• [Do this]: Copy out lines with the word "Improved" from the material that follows.

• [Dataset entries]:
# # # #

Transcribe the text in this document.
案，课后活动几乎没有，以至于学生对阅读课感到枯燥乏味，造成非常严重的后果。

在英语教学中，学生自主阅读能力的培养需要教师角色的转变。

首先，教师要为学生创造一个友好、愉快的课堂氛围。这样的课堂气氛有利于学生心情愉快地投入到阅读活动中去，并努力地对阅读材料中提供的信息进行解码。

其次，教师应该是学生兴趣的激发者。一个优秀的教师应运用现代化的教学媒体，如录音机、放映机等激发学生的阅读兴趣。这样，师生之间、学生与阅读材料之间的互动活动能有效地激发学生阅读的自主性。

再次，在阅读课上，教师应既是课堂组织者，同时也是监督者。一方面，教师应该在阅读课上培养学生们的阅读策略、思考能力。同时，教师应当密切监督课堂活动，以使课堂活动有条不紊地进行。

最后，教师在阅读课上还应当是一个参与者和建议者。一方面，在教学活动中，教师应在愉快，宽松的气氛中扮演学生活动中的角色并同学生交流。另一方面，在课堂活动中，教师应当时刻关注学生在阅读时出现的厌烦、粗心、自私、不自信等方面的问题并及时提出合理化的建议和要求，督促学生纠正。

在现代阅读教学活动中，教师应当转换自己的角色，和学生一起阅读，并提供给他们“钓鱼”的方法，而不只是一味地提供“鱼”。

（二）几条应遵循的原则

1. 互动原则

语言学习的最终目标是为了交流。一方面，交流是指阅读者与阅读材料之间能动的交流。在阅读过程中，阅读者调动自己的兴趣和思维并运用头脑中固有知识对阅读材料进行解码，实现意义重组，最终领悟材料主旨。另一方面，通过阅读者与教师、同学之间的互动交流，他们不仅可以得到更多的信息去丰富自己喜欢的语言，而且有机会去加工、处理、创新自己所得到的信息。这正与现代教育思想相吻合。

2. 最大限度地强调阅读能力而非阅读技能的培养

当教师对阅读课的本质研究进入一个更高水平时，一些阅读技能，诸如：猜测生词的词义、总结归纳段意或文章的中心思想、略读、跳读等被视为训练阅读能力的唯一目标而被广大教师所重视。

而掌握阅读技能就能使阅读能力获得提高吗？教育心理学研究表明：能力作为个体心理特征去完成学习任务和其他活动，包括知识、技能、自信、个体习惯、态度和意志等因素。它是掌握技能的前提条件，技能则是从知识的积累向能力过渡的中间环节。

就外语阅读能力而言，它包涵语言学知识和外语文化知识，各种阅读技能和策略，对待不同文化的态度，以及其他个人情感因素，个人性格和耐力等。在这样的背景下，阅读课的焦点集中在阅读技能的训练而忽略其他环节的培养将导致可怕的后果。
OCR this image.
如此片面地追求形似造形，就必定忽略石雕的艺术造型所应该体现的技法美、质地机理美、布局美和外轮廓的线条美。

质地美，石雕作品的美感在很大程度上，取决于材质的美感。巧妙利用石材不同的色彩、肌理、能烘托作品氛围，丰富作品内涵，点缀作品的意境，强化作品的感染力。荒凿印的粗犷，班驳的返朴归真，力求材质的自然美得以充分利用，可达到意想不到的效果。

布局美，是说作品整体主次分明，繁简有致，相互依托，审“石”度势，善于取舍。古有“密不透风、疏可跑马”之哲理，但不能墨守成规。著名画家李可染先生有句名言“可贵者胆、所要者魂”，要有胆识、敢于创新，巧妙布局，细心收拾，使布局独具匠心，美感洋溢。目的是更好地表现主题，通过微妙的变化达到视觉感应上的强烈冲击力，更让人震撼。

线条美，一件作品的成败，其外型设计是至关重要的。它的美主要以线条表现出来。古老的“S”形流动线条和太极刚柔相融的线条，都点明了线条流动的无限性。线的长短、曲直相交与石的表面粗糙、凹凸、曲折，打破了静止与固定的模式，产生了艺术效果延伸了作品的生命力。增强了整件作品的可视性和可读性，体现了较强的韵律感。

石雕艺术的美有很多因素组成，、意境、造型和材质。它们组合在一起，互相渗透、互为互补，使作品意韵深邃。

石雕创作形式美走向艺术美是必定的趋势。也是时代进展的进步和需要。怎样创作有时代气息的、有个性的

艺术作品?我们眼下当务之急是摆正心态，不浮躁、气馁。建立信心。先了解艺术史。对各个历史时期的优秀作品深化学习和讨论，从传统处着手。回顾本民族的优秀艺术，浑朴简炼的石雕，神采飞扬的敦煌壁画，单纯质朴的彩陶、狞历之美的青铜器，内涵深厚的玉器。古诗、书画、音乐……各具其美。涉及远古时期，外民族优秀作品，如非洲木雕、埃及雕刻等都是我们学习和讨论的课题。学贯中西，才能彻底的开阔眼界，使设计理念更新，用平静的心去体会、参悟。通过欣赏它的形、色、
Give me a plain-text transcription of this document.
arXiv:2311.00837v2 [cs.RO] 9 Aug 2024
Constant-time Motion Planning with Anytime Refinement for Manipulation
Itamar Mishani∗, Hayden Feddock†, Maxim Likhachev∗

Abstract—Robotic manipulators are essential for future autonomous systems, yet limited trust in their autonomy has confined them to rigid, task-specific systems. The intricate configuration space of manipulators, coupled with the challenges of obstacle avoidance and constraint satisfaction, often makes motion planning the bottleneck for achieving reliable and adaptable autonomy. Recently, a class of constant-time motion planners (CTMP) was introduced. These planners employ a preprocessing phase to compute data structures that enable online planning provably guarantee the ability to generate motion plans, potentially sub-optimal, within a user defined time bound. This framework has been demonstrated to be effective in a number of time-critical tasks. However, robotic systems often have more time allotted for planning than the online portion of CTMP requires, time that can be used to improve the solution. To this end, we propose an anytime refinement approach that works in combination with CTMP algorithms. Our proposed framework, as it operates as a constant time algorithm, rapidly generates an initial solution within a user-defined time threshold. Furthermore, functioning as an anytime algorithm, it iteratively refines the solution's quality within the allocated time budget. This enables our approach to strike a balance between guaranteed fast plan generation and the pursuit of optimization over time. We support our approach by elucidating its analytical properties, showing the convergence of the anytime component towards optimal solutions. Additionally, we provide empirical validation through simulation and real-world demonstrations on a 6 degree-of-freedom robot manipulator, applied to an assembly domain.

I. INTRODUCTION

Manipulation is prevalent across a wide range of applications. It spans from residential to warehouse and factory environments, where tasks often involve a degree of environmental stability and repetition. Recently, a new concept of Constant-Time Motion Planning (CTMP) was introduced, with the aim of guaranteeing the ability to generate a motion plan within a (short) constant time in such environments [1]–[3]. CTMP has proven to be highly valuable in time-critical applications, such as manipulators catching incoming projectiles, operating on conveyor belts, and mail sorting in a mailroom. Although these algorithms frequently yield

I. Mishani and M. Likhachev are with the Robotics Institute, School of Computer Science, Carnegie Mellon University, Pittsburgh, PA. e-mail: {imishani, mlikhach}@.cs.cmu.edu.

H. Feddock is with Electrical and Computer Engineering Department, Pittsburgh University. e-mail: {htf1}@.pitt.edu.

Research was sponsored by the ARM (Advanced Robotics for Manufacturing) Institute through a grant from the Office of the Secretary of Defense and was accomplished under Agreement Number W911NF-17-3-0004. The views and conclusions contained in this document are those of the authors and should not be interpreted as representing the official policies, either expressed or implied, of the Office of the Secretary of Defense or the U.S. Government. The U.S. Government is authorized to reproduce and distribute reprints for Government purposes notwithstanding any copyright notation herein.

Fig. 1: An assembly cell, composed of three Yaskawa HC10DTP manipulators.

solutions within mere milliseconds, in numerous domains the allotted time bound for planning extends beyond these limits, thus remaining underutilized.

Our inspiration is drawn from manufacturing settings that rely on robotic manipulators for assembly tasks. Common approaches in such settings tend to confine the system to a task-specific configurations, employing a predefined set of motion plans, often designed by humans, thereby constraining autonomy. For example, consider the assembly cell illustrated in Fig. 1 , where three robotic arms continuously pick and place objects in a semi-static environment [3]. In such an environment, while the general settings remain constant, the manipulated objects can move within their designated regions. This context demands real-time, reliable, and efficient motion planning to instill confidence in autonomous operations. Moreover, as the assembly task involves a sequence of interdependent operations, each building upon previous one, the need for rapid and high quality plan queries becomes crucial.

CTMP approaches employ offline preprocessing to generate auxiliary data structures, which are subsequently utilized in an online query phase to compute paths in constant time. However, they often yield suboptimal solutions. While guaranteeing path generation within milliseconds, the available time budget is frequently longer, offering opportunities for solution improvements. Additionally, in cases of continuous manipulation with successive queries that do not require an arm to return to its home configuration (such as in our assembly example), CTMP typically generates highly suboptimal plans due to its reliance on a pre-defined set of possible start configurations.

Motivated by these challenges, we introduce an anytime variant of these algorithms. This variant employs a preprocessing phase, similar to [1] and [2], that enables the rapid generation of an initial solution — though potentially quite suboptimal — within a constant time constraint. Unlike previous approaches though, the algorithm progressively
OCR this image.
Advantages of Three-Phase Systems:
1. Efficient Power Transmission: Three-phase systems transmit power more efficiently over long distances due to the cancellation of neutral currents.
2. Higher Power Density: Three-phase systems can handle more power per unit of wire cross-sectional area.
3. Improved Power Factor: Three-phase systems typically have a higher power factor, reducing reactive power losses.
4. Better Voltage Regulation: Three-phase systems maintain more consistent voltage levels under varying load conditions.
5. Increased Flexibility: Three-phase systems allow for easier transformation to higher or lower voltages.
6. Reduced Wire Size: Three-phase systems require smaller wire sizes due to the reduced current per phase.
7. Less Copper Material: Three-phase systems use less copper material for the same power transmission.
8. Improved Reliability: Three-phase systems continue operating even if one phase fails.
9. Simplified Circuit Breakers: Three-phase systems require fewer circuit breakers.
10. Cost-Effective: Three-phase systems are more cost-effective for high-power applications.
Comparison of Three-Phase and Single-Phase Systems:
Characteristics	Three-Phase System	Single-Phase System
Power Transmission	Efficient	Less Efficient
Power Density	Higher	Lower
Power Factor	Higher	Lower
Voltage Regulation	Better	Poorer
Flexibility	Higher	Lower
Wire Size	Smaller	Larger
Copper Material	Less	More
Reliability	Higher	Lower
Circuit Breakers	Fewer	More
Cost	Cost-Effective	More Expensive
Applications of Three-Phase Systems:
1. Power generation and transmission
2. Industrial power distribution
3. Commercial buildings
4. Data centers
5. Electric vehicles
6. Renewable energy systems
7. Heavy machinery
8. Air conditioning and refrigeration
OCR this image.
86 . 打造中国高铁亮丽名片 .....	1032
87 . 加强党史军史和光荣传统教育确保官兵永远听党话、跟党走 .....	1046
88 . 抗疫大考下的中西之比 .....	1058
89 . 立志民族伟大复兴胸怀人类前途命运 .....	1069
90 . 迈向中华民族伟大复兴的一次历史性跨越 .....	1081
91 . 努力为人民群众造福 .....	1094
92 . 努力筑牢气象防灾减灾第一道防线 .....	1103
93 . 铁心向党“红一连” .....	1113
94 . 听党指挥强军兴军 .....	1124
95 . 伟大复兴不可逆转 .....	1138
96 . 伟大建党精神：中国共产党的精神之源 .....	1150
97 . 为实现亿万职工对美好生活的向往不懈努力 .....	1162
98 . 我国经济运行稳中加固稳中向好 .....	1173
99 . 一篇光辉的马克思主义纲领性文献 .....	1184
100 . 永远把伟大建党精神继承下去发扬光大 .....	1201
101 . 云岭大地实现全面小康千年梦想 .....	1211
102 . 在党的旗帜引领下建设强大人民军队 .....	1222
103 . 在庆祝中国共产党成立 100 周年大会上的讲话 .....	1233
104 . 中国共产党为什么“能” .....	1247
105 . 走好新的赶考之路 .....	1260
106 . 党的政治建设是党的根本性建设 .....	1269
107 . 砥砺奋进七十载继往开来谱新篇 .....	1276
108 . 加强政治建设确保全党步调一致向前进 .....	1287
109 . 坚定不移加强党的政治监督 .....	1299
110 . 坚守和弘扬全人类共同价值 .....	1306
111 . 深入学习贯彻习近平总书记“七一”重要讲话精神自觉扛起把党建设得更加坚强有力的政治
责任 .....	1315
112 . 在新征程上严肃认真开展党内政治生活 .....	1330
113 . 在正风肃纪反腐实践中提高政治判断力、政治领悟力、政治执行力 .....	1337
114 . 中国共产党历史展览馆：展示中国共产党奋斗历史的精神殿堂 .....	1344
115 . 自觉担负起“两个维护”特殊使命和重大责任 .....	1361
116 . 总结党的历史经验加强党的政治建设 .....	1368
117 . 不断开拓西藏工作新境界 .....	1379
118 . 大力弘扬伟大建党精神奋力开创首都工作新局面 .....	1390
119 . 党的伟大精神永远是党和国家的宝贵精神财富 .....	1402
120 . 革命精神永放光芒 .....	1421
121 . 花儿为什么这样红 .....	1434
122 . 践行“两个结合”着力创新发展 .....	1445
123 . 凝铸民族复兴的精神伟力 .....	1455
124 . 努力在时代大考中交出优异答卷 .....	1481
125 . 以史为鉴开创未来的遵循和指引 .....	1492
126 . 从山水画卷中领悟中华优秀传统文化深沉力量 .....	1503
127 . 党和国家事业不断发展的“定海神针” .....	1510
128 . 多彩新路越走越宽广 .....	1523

# # # #

• [Exercise solution]:
3. Improved Power Factor: Three-phase systems typically have a higher power factor, reducing reactive power losses.
8. Improved Reliability: Three-phase systems continue operating even if one phase fails.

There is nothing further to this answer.